Lines of data:
◇ ◇ ◇ ◇ ◇
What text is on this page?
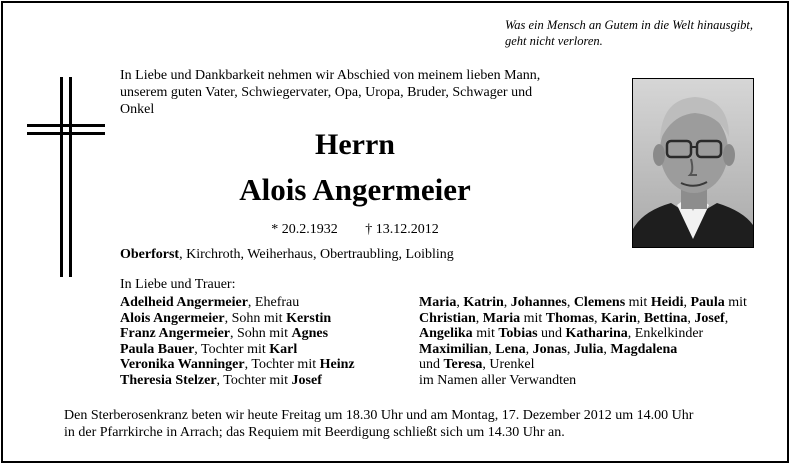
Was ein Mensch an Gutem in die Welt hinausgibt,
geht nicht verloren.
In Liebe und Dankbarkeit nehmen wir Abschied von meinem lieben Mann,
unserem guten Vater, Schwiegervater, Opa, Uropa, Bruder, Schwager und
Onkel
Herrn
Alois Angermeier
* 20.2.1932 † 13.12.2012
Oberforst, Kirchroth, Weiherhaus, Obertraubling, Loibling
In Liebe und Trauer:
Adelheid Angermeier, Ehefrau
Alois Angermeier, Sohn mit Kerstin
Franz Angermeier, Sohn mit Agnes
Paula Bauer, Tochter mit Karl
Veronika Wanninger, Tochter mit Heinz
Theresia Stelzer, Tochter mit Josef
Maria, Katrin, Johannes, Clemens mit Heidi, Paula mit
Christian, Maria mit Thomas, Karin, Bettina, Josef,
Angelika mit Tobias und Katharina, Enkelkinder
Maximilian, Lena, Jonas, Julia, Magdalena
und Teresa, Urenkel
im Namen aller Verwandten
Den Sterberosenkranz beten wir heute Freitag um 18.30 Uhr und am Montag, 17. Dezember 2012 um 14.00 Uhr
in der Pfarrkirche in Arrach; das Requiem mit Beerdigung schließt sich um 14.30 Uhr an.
◇ ◇ ◇ ◇ ◇
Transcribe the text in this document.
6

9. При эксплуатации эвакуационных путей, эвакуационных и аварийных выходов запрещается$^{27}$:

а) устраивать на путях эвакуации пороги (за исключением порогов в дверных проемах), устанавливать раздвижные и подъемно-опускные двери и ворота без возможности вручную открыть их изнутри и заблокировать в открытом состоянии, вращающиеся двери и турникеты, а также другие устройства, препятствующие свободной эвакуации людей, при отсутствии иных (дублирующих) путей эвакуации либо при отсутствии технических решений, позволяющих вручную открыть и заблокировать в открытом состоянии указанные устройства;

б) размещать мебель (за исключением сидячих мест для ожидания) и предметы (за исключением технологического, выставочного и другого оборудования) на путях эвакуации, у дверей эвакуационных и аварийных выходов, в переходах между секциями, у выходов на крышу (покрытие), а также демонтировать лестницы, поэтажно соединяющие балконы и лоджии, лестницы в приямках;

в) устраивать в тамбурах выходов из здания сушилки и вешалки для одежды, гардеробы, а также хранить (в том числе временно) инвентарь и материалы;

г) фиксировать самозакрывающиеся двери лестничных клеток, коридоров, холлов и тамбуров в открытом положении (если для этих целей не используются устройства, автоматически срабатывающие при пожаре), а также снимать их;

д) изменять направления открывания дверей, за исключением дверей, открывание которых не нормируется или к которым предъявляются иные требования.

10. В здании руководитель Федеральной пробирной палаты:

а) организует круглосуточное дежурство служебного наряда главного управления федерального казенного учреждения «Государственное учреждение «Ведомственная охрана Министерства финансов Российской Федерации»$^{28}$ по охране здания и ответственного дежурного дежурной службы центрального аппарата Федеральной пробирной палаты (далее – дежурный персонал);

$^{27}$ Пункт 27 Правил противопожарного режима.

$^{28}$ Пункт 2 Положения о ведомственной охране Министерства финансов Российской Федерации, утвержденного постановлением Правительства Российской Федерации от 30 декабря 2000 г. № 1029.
◇ ◇ ◇ ◇ ◇
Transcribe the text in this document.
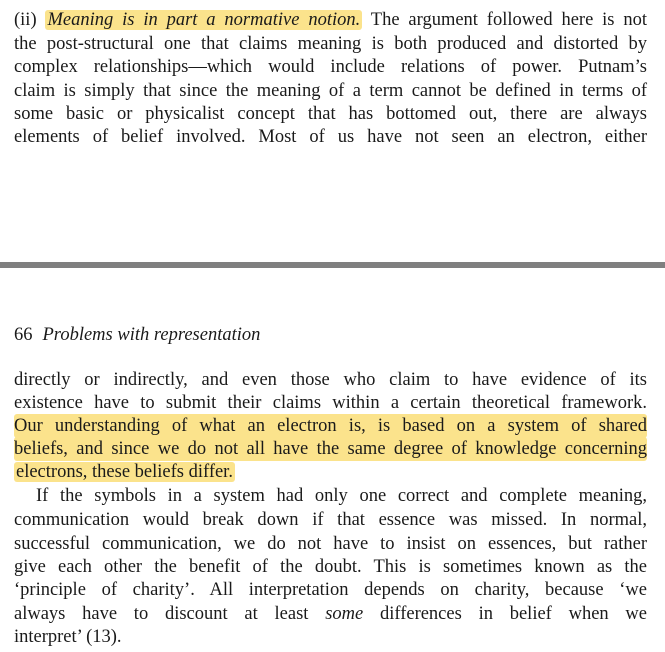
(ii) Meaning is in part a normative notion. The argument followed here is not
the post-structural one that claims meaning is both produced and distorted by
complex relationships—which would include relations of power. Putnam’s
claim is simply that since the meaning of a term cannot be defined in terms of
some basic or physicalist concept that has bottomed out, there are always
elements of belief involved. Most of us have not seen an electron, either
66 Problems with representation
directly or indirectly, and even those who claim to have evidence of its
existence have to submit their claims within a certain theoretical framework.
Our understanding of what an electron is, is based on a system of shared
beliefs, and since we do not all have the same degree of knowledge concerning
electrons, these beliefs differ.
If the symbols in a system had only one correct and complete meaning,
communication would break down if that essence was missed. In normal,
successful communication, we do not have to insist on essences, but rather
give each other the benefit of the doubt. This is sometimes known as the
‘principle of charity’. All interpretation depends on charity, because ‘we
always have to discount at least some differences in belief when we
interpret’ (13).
◇ ◇ ◇ ◇ ◇
Set problem:
Show every line of the records above that contains the word "would".

Solution to the exercise:
complex relationships—which would include relations of power. Putnam’s
communication would break down if that essence was missed. In normal,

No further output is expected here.